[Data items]
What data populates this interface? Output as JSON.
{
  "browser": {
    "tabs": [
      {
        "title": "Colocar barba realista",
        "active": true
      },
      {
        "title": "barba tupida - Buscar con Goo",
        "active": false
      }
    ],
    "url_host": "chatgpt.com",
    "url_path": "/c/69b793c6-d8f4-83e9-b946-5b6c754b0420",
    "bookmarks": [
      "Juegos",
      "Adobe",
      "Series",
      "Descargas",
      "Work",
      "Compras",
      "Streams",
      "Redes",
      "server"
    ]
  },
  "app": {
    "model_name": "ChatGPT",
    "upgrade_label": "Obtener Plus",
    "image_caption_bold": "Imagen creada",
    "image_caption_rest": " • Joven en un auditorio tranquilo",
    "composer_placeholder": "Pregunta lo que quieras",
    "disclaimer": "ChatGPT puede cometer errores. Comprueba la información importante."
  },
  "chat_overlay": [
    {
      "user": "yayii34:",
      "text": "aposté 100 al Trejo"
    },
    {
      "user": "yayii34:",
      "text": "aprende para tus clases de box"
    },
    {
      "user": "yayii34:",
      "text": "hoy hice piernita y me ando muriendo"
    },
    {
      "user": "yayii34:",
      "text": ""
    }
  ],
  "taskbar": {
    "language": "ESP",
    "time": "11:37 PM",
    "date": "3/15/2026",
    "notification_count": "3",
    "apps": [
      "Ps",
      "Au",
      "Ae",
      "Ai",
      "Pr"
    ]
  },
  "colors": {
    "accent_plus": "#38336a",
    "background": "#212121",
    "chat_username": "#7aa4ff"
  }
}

## STATED GOAL
Retype the whole listing, matching it exactly.

## RESULT BELOW
What data populates this interface? Output as JSON.
{
  "browser": {
    "tabs": [
      {
        "title": "Colocar barba realista",
        "active": true
      },
      {
        "title": "barba tupida - Buscar con Goo",
        "active": false
      }
    ],
    "url_host": "chatgpt.com",
    "url_path": "/c/69b793c6-d8f4-83e9-b946-5b6c754b0420",
    "bookmarks": [
      "Juegos",
      "Adobe",
      "Series",
      "Descargas",
      "Work",
      "Compras",
      "Streams",
      "Redes",
      "server"
    ]
  },
  "app": {
    "model_name": "ChatGPT",
    "upgrade_label": "Obtener Plus",
    "image_caption_bold": "Imagen creada",
    "image_caption_rest": " • Joven en un auditorio tranquilo",
    "composer_placeholder": "Pregunta lo que quieras",
    "disclaimer": "ChatGPT puede cometer errores. Comprueba la información importante."
  },
  "chat_overlay": [
    {
      "user": "yayii34:",
      "text": "aposté 100 al Trejo"
    },
    {
      "user": "yayii34:",
      "text": "aprende para tus clases de box"
    },
    {
      "user": "yayii34:",
      "text": "hoy hice piernita y me ando muriendo"
    },
    {
      "user": "yayii34:",
      "text": ""
    }
  ],
  "taskbar": {
    "language": "ESP",
    "time": "11:37 PM",
    "date": "3/15/2026",
    "notification_count": "3",
    "apps": [
      "Ps",
      "Au",
      "Ae",
      "Ai",
      "Pr"
    ]
  },
  "colors": {
    "accent_plus": "#38336a",
    "background": "#212121",
    "chat_username": "#7aa4ff"
  }
}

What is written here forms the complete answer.